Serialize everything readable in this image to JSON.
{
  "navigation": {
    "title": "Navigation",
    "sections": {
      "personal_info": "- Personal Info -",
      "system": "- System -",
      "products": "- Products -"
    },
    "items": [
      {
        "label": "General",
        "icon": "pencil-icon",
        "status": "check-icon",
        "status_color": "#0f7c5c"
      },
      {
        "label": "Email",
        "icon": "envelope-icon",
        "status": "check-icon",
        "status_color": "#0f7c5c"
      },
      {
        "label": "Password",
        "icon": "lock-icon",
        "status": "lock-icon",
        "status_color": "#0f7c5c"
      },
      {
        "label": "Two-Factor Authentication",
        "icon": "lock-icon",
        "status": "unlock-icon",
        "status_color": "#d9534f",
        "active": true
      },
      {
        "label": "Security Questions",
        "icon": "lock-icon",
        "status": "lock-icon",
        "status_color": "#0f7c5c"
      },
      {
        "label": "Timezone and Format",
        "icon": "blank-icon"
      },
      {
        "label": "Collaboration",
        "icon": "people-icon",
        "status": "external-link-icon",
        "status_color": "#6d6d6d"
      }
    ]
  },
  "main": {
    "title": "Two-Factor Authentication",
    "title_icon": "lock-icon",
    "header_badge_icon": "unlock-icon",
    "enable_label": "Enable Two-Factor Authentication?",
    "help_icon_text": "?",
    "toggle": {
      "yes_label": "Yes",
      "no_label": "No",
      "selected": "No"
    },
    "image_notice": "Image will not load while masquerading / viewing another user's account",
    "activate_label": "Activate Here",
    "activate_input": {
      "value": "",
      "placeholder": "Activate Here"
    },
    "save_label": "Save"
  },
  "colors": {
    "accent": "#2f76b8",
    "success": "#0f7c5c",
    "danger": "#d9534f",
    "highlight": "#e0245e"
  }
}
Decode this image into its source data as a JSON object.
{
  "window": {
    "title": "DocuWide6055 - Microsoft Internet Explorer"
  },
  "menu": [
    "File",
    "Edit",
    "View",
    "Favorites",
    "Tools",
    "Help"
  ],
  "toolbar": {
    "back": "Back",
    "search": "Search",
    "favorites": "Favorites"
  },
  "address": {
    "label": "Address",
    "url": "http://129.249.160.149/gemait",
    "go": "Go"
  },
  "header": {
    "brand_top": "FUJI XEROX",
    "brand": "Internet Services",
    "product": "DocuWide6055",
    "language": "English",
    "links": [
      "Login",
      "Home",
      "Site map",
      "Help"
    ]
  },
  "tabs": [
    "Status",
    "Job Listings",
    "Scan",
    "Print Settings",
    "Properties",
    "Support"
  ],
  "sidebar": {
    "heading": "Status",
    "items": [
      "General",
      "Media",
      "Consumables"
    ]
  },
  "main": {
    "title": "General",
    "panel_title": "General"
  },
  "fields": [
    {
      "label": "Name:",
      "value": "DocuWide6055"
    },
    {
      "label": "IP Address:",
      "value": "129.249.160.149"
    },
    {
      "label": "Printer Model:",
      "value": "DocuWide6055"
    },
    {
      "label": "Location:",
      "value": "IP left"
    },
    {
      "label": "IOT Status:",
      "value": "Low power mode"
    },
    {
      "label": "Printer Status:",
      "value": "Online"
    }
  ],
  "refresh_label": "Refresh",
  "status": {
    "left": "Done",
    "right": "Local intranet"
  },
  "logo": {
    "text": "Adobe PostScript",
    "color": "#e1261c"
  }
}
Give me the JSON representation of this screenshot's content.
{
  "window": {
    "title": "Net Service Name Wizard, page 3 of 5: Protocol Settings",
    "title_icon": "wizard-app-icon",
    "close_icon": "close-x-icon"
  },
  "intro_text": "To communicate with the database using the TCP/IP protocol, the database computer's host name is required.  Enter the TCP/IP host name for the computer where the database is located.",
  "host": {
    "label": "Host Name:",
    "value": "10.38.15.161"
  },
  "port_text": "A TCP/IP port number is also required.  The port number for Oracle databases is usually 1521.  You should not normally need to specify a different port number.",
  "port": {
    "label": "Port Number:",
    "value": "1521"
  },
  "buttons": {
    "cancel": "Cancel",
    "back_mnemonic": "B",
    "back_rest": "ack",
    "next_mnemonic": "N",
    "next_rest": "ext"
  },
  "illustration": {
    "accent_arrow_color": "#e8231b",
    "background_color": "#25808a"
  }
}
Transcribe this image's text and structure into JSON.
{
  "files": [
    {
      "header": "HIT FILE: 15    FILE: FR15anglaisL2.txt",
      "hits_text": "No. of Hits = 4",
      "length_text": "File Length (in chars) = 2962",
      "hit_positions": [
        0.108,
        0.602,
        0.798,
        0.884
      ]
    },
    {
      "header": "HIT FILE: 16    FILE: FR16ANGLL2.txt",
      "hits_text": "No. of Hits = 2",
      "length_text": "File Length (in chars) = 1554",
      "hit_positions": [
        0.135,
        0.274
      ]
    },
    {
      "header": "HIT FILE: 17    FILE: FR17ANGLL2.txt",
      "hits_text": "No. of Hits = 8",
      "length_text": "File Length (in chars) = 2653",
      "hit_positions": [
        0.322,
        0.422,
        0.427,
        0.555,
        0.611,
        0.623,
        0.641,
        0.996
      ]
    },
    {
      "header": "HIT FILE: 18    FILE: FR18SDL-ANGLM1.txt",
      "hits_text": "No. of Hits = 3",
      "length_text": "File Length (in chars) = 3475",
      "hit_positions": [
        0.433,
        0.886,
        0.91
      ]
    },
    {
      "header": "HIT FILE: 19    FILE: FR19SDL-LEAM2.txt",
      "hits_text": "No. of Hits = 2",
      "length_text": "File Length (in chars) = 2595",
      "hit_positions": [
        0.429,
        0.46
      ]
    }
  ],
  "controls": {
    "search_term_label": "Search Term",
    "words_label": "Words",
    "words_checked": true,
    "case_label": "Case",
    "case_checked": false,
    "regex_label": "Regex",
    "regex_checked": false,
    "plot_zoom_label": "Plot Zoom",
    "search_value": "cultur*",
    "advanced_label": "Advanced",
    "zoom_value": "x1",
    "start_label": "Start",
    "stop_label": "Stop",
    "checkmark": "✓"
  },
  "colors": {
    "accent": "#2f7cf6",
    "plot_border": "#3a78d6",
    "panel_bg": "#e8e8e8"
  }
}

----

Given instruction = Quote all the records exactly, please, leaving none out.

The solution =
Serialize everything readable in this image to JSON.
{
  "navigation": {
    "title": "Navigation",
    "sections": {
      "personal_info": "- Personal Info -",
      "system": "- System -",
      "products": "- Products -"
    },
    "items": [
      {
        "label": "General",
        "icon": "pencil-icon",
        "status": "check-icon",
        "status_color": "#0f7c5c"
      },
      {
        "label": "Email",
        "icon": "envelope-icon",
        "status": "check-icon",
        "status_color": "#0f7c5c"
      },
      {
        "label": "Password",
        "icon": "lock-icon",
        "status": "lock-icon",
        "status_color": "#0f7c5c"
      },
      {
        "label": "Two-Factor Authentication",
        "icon": "lock-icon",
        "status": "unlock-icon",
        "status_color": "#d9534f",
        "active": true
      },
      {
        "label": "Security Questions",
        "icon": "lock-icon",
        "status": "lock-icon",
        "status_color": "#0f7c5c"
      },
      {
        "label": "Timezone and Format",
        "icon": "blank-icon"
      },
      {
        "label": "Collaboration",
        "icon": "people-icon",
        "status": "external-link-icon",
        "status_color": "#6d6d6d"
      }
    ]
  },
  "main": {
    "title": "Two-Factor Authentication",
    "title_icon": "lock-icon",
    "header_badge_icon": "unlock-icon",
    "enable_label": "Enable Two-Factor Authentication?",
    "help_icon_text": "?",
    "toggle": {
      "yes_label": "Yes",
      "no_label": "No",
      "selected": "No"
    },
    "image_notice": "Image will not load while masquerading / viewing another user's account",
    "activate_label": "Activate Here",
    "activate_input": {
      "value": "",
      "placeholder": "Activate Here"
    },
    "save_label": "Save"
  },
  "colors": {
    "accent": "#2f76b8",
    "success": "#0f7c5c",
    "danger": "#d9534f",
    "highlight": "#e0245e"
  }
}
Decode this image into its source data as a JSON object.
{
  "window": {
    "title": "DocuWide6055 - Microsoft Internet Explorer"
  },
  "menu": [
    "File",
    "Edit",
    "View",
    "Favorites",
    "Tools",
    "Help"
  ],
  "toolbar": {
    "back": "Back",
    "search": "Search",
    "favorites": "Favorites"
  },
  "address": {
    "label": "Address",
    "url": "http://129.249.160.149/gemait",
    "go": "Go"
  },
  "header": {
    "brand_top": "FUJI XEROX",
    "brand": "Internet Services",
    "product": "DocuWide6055",
    "language": "English",
    "links": [
      "Login",
      "Home",
      "Site map",
      "Help"
    ]
  },
  "tabs": [
    "Status",
    "Job Listings",
    "Scan",
    "Print Settings",
    "Properties",
    "Support"
  ],
  "sidebar": {
    "heading": "Status",
    "items": [
      "General",
      "Media",
      "Consumables"
    ]
  },
  "main": {
    "title": "General",
    "panel_title": "General"
  },
  "fields": [
    {
      "label": "Name:",
      "value": "DocuWide6055"
    },
    {
      "label": "IP Address:",
      "value": "129.249.160.149"
    },
    {
      "label": "Printer Model:",
      "value": "DocuWide6055"
    },
    {
      "label": "Location:",
      "value": "IP left"
    },
    {
      "label": "IOT Status:",
      "value": "Low power mode"
    },
    {
      "label": "Printer Status:",
      "value": "Online"
    }
  ],
  "refresh_label": "Refresh",
  "status": {
    "left": "Done",
    "right": "Local intranet"
  },
  "logo": {
    "text": "Adobe PostScript",
    "color": "#e1261c"
  }
}
Give me the JSON representation of this screenshot's content.
{
  "window": {
    "title": "Net Service Name Wizard, page 3 of 5: Protocol Settings",
    "title_icon": "wizard-app-icon",
    "close_icon": "close-x-icon"
  },
  "intro_text": "To communicate with the database using the TCP/IP protocol, the database computer's host name is required.  Enter the TCP/IP host name for the computer where the database is located.",
  "host": {
    "label": "Host Name:",
    "value": "10.38.15.161"
  },
  "port_text": "A TCP/IP port number is also required.  The port number for Oracle databases is usually 1521.  You should not normally need to specify a different port number.",
  "port": {
    "label": "Port Number:",
    "value": "1521"
  },
  "buttons": {
    "cancel": "Cancel",
    "back_mnemonic": "B",
    "back_rest": "ack",
    "next_mnemonic": "N",
    "next_rest": "ext"
  },
  "illustration": {
    "accent_arrow_color": "#e8231b",
    "background_color": "#25808a"
  }
}
Transcribe this image's text and structure into JSON.
{
  "files": [
    {
      "header": "HIT FILE: 15    FILE: FR15anglaisL2.txt",
      "hits_text": "No. of Hits = 4",
      "length_text": "File Length (in chars) = 2962",
      "hit_positions": [
        0.108,
        0.602,
        0.798,
        0.884
      ]
    },
    {
      "header": "HIT FILE: 16    FILE: FR16ANGLL2.txt",
      "hits_text": "No. of Hits = 2",
      "length_text": "File Length (in chars) = 1554",
      "hit_positions": [
        0.135,
        0.274
      ]
    },
    {
      "header": "HIT FILE: 17    FILE: FR17ANGLL2.txt",
      "hits_text": "No. of Hits = 8",
      "length_text": "File Length (in chars) = 2653",
      "hit_positions": [
        0.322,
        0.422,
        0.427,
        0.555,
        0.611,
        0.623,
        0.641,
        0.996
      ]
    },
    {
      "header": "HIT FILE: 18    FILE: FR18SDL-ANGLM1.txt",
      "hits_text": "No. of Hits = 3",
      "length_text": "File Length (in chars) = 3475",
      "hit_positions": [
        0.433,
        0.886,
        0.91
      ]
    },
    {
      "header": "HIT FILE: 19    FILE: FR19SDL-LEAM2.txt",
      "hits_text": "No. of Hits = 2",
      "length_text": "File Length (in chars) = 2595",
      "hit_positions": [
        0.429,
        0.46
      ]
    }
  ],
  "controls": {
    "search_term_label": "Search Term",
    "words_label": "Words",
    "words_checked": true,
    "case_label": "Case",
    "case_checked": false,
    "regex_label": "Regex",
    "regex_checked": false,
    "plot_zoom_label": "Plot Zoom",
    "search_value": "cultur*",
    "advanced_label": "Advanced",
    "zoom_value": "x1",
    "start_label": "Start",
    "stop_label": "Stop",
    "checkmark": "✓"
  },
  "colors": {
    "accent": "#2f7cf6",
    "plot_border": "#3a78d6",
    "panel_bg": "#e8e8e8"
  }
}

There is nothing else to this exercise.